▶ [WHAT YOU HAVE TO DO]:
Copy out each line that has "испытывается" in it.

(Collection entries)

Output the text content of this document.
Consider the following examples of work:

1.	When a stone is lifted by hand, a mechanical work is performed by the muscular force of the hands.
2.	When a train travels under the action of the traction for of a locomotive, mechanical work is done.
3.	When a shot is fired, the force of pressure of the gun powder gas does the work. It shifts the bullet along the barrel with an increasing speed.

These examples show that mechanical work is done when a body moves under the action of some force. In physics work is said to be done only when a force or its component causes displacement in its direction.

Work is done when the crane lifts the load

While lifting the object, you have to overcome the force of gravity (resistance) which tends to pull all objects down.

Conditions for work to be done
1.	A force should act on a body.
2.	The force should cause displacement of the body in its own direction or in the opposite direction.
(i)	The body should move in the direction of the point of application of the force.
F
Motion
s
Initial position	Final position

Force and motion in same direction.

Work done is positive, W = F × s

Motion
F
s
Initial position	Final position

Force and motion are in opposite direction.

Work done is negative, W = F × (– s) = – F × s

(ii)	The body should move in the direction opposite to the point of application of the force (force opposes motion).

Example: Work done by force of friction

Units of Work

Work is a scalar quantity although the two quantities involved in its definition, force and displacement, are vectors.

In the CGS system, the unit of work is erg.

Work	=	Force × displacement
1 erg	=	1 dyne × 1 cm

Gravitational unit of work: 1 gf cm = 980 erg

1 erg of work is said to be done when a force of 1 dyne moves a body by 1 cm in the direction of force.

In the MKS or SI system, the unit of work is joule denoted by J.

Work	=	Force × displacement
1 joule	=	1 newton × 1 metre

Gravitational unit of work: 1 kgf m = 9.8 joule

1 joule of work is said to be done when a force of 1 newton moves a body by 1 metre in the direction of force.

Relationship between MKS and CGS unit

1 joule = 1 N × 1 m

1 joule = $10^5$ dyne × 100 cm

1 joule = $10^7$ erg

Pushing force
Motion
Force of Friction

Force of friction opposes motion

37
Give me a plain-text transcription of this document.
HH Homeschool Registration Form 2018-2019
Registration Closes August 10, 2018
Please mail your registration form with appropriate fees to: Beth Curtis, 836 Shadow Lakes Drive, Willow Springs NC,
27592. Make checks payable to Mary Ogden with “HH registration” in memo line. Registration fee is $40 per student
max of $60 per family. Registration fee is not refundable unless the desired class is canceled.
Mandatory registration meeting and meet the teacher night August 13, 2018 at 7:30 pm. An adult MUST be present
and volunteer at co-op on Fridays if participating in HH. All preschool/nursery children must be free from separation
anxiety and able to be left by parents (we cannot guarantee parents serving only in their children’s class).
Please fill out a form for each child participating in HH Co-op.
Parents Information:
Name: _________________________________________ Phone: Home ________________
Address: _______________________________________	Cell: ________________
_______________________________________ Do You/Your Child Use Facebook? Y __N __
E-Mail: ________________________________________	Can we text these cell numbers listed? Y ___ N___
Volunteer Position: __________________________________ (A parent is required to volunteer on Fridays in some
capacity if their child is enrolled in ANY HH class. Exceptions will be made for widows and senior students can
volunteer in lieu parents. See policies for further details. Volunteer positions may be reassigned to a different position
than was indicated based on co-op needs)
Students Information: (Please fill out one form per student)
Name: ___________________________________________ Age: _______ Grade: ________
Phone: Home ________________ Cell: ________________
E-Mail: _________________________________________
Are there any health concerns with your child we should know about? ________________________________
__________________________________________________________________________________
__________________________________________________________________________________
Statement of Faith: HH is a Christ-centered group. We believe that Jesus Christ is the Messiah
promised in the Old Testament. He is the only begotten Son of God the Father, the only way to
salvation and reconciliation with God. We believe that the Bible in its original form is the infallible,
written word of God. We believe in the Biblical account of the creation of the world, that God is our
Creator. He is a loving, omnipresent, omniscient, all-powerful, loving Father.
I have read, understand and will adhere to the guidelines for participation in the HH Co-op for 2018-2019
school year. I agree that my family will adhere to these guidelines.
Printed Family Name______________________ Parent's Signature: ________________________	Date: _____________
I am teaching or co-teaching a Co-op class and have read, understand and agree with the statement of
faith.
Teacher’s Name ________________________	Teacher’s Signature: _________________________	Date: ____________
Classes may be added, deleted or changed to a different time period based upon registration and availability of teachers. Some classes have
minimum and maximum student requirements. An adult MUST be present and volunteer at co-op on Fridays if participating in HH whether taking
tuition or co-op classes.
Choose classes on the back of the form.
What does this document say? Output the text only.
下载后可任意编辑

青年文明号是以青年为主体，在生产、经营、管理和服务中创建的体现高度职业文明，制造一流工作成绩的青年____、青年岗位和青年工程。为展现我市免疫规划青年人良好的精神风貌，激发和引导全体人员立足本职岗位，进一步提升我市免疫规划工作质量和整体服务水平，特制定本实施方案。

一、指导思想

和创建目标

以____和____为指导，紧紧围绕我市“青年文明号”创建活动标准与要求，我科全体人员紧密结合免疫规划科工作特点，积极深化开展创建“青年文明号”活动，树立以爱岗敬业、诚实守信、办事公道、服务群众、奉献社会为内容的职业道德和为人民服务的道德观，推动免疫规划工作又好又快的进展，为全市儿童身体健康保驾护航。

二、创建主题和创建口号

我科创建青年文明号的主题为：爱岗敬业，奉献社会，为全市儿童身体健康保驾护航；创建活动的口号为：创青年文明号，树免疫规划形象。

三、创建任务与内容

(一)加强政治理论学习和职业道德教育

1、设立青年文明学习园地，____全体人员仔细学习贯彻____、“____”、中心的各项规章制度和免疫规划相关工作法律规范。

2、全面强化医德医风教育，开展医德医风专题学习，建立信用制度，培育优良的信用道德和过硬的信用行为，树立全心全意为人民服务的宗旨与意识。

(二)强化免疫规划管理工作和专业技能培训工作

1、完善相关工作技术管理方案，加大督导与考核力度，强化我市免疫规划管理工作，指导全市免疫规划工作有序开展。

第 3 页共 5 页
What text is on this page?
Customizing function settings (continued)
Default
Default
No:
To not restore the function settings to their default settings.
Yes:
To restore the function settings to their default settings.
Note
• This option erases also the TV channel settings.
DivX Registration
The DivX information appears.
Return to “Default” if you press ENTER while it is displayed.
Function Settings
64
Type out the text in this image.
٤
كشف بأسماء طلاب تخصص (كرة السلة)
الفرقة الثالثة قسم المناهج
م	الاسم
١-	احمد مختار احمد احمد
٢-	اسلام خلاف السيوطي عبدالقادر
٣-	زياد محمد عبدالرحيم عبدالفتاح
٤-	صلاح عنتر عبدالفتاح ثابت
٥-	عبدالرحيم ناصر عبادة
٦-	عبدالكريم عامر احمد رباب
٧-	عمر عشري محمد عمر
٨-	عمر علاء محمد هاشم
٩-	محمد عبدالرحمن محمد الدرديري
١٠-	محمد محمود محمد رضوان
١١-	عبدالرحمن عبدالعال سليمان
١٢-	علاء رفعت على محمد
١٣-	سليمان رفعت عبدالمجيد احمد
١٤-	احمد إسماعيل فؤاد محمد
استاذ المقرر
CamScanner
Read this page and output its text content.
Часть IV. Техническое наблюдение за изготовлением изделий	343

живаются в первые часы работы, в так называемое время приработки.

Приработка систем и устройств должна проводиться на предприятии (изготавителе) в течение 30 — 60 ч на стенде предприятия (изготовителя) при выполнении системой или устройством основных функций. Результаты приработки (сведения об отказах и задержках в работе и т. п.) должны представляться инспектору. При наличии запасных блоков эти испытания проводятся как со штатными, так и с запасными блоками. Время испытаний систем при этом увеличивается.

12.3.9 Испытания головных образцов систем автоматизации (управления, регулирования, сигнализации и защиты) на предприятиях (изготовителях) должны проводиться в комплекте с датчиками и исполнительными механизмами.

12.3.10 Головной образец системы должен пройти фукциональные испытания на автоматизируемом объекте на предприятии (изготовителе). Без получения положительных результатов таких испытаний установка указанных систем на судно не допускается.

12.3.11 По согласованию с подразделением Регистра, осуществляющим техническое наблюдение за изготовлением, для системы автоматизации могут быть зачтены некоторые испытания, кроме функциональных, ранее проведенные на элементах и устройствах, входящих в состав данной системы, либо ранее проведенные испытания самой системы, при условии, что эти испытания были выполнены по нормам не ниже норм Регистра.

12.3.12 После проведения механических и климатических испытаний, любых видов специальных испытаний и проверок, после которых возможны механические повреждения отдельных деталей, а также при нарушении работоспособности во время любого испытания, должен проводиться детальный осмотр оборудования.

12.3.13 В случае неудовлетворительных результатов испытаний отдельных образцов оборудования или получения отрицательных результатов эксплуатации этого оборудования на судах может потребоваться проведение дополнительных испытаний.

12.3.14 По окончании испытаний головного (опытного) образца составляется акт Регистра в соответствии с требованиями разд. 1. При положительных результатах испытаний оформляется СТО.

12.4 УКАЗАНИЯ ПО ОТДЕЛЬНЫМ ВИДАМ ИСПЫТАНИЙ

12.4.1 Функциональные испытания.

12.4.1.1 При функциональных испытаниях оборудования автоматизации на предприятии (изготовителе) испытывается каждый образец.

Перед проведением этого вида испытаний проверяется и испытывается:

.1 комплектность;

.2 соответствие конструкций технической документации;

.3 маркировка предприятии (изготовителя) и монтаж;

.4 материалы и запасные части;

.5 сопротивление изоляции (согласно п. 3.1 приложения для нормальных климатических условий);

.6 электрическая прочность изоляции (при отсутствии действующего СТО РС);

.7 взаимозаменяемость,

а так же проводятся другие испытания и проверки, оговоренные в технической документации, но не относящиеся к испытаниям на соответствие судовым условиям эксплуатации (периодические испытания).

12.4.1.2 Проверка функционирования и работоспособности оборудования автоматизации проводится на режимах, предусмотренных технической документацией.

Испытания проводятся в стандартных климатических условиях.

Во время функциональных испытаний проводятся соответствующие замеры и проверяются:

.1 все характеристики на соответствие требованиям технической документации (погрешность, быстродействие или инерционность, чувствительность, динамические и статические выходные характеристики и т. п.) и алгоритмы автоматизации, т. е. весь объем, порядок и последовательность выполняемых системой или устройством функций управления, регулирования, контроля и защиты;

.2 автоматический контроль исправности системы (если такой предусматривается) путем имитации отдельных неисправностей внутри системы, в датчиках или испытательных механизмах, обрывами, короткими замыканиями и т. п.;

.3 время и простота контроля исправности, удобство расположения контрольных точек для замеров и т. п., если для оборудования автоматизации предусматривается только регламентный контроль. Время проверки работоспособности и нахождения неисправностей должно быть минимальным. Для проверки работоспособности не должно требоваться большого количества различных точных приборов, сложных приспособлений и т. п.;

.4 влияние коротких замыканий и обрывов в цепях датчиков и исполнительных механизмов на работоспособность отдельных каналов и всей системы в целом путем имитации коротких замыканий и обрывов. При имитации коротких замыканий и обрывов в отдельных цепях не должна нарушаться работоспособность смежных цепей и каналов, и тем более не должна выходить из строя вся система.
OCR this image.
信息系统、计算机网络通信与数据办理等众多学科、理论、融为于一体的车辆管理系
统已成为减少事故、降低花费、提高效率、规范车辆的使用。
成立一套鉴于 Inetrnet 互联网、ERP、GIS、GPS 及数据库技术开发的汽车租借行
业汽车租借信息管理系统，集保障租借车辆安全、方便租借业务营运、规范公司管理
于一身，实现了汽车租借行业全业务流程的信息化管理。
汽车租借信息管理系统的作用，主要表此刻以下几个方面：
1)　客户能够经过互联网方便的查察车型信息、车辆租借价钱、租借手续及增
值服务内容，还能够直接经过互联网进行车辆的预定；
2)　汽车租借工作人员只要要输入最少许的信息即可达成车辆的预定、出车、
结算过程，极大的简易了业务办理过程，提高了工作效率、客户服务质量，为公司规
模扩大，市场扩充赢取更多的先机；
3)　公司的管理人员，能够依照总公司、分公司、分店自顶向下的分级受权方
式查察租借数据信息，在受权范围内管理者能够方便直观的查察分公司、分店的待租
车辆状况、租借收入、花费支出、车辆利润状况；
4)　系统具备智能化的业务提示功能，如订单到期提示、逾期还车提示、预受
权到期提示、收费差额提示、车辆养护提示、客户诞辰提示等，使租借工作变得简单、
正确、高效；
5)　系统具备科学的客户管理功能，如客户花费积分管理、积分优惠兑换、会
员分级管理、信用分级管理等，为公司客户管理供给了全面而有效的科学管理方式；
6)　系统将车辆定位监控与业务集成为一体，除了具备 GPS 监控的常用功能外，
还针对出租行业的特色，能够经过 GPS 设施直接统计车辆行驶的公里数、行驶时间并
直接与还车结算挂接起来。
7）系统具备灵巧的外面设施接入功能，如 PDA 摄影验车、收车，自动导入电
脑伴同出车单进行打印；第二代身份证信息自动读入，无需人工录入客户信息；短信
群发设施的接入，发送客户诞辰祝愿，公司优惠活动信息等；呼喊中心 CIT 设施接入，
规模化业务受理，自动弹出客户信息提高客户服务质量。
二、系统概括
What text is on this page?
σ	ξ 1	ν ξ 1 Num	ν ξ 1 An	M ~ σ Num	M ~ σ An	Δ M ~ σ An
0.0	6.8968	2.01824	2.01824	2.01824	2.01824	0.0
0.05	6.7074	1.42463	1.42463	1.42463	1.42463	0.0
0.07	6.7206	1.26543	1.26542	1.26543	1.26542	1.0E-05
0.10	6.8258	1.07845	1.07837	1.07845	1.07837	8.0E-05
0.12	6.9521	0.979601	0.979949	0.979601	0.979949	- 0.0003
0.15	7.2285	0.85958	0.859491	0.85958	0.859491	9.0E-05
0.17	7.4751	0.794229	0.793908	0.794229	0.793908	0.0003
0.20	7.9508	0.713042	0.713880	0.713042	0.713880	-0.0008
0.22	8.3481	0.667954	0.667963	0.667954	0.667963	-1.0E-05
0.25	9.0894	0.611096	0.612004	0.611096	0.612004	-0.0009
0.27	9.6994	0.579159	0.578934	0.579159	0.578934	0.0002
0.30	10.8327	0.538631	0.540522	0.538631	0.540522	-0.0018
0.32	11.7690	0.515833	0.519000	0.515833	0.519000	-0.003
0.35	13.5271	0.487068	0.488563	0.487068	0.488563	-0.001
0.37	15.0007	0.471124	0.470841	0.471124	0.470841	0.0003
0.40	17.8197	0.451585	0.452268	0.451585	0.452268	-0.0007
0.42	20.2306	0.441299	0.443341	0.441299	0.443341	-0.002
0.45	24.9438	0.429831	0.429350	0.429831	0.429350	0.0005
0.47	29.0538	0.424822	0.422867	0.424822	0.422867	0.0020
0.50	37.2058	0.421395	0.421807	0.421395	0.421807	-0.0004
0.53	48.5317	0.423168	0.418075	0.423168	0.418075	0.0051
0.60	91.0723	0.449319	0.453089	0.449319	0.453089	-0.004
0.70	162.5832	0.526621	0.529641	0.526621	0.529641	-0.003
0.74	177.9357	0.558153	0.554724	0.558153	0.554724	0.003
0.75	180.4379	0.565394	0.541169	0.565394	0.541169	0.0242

▶ [SOLUTION TO THIS EXERCISE]:
12.4.1.1 При функциональных испытаниях оборудования автоматизации на предприятии (изготовителе) испытывается каждый образец.
Перед проведением этого вида испытаний проверяется и испытывается:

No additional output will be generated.